PROVIDED INFORMATION ::
-------------------------

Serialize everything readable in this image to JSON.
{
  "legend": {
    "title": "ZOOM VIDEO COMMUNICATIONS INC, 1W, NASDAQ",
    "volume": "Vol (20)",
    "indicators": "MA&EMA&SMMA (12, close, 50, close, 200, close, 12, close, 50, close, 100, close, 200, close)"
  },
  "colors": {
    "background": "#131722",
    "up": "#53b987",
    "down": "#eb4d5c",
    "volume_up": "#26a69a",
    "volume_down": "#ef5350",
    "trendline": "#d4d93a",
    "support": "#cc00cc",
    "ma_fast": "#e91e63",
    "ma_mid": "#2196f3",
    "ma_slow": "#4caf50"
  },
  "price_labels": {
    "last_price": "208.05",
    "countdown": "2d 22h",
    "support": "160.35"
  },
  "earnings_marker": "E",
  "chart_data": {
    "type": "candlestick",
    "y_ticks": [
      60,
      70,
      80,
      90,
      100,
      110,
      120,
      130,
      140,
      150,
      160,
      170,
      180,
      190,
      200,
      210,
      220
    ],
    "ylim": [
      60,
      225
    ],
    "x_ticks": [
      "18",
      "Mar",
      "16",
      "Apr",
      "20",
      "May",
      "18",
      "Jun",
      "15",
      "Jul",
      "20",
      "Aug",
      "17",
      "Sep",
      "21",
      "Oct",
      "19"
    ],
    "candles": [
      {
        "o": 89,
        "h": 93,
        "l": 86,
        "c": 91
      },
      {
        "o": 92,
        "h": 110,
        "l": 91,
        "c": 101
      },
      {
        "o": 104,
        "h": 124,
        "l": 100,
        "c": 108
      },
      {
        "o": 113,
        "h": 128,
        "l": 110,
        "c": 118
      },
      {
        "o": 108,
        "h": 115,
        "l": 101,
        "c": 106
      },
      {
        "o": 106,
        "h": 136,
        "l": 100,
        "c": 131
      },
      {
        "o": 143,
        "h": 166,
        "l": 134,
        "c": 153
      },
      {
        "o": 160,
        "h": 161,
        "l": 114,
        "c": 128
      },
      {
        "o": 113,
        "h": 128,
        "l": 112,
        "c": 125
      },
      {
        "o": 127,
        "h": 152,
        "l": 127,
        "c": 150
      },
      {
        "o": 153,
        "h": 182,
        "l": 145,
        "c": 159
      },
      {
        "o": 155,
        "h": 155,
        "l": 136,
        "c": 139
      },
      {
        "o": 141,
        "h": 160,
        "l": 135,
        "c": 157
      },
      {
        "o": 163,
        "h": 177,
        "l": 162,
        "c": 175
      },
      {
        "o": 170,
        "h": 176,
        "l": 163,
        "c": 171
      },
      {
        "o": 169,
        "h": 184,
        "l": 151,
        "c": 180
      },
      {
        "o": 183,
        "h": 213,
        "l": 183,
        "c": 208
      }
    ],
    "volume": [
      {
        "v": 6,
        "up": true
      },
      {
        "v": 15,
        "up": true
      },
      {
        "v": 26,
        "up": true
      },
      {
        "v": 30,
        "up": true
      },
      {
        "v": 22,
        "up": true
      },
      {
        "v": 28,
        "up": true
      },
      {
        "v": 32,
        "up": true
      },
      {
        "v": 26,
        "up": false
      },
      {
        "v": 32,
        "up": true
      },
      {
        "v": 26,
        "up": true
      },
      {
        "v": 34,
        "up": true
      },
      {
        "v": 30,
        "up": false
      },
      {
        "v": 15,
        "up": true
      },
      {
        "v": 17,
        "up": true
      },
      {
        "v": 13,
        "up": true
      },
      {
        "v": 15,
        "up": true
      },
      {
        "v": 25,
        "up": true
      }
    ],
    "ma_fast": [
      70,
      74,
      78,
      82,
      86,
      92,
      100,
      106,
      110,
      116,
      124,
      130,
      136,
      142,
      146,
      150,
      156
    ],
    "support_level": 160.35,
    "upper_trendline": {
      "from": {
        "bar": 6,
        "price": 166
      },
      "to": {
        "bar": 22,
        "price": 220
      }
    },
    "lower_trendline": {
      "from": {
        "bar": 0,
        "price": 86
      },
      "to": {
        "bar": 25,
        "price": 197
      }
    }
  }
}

-------------------------

WORK TO COMPLETE :: Take the entries above and transcribe them in full.

COMPLETE RESPONSE ::
Serialize everything readable in this image to JSON.
{
  "legend": {
    "title": "ZOOM VIDEO COMMUNICATIONS INC, 1W, NASDAQ",
    "volume": "Vol (20)",
    "indicators": "MA&EMA&SMMA (12, close, 50, close, 200, close, 12, close, 50, close, 100, close, 200, close)"
  },
  "colors": {
    "background": "#131722",
    "up": "#53b987",
    "down": "#eb4d5c",
    "volume_up": "#26a69a",
    "volume_down": "#ef5350",
    "trendline": "#d4d93a",
    "support": "#cc00cc",
    "ma_fast": "#e91e63",
    "ma_mid": "#2196f3",
    "ma_slow": "#4caf50"
  },
  "price_labels": {
    "last_price": "208.05",
    "countdown": "2d 22h",
    "support": "160.35"
  },
  "earnings_marker": "E",
  "chart_data": {
    "type": "candlestick",
    "y_ticks": [
      60,
      70,
      80,
      90,
      100,
      110,
      120,
      130,
      140,
      150,
      160,
      170,
      180,
      190,
      200,
      210,
      220
    ],
    "ylim": [
      60,
      225
    ],
    "x_ticks": [
      "18",
      "Mar",
      "16",
      "Apr",
      "20",
      "May",
      "18",
      "Jun",
      "15",
      "Jul",
      "20",
      "Aug",
      "17",
      "Sep",
      "21",
      "Oct",
      "19"
    ],
    "candles": [
      {
        "o": 89,
        "h": 93,
        "l": 86,
        "c": 91
      },
      {
        "o": 92,
        "h": 110,
        "l": 91,
        "c": 101
      },
      {
        "o": 104,
        "h": 124,
        "l": 100,
        "c": 108
      },
      {
        "o": 113,
        "h": 128,
        "l": 110,
        "c": 118
      },
      {
        "o": 108,
        "h": 115,
        "l": 101,
        "c": 106
      },
      {
        "o": 106,
        "h": 136,
        "l": 100,
        "c": 131
      },
      {
        "o": 143,
        "h": 166,
        "l": 134,
        "c": 153
      },
      {
        "o": 160,
        "h": 161,
        "l": 114,
        "c": 128
      },
      {
        "o": 113,
        "h": 128,
        "l": 112,
        "c": 125
      },
      {
        "o": 127,
        "h": 152,
        "l": 127,
        "c": 150
      },
      {
        "o": 153,
        "h": 182,
        "l": 145,
        "c": 159
      },
      {
        "o": 155,
        "h": 155,
        "l": 136,
        "c": 139
      },
      {
        "o": 141,
        "h": 160,
        "l": 135,
        "c": 157
      },
      {
        "o": 163,
        "h": 177,
        "l": 162,
        "c": 175
      },
      {
        "o": 170,
        "h": 176,
        "l": 163,
        "c": 171
      },
      {
        "o": 169,
        "h": 184,
        "l": 151,
        "c": 180
      },
      {
        "o": 183,
        "h": 213,
        "l": 183,
        "c": 208
      }
    ],
    "volume": [
      {
        "v": 6,
        "up": true
      },
      {
        "v": 15,
        "up": true
      },
      {
        "v": 26,
        "up": true
      },
      {
        "v": 30,
        "up": true
      },
      {
        "v": 22,
        "up": true
      },
      {
        "v": 28,
        "up": true
      },
      {
        "v": 32,
        "up": true
      },
      {
        "v": 26,
        "up": false
      },
      {
        "v": 32,
        "up": true
      },
      {
        "v": 26,
        "up": true
      },
      {
        "v": 34,
        "up": true
      },
      {
        "v": 30,
        "up": false
      },
      {
        "v": 15,
        "up": true
      },
      {
        "v": 17,
        "up": true
      },
      {
        "v": 13,
        "up": true
      },
      {
        "v": 15,
        "up": true
      },
      {
        "v": 25,
        "up": true
      }
    ],
    "ma_fast": [
      70,
      74,
      78,
      82,
      86,
      92,
      100,
      106,
      110,
      116,
      124,
      130,
      136,
      142,
      146,
      150,
      156
    ],
    "support_level": 160.35,
    "upper_trendline": {
      "from": {
        "bar": 6,
        "price": 166
      },
      "to": {
        "bar": 22,
        "price": 220
      }
    },
    "lower_trendline": {
      "from": {
        "bar": 0,
        "price": 86
      },
      "to": {
        "bar": 25,
        "price": 197
      }
    }
  }
}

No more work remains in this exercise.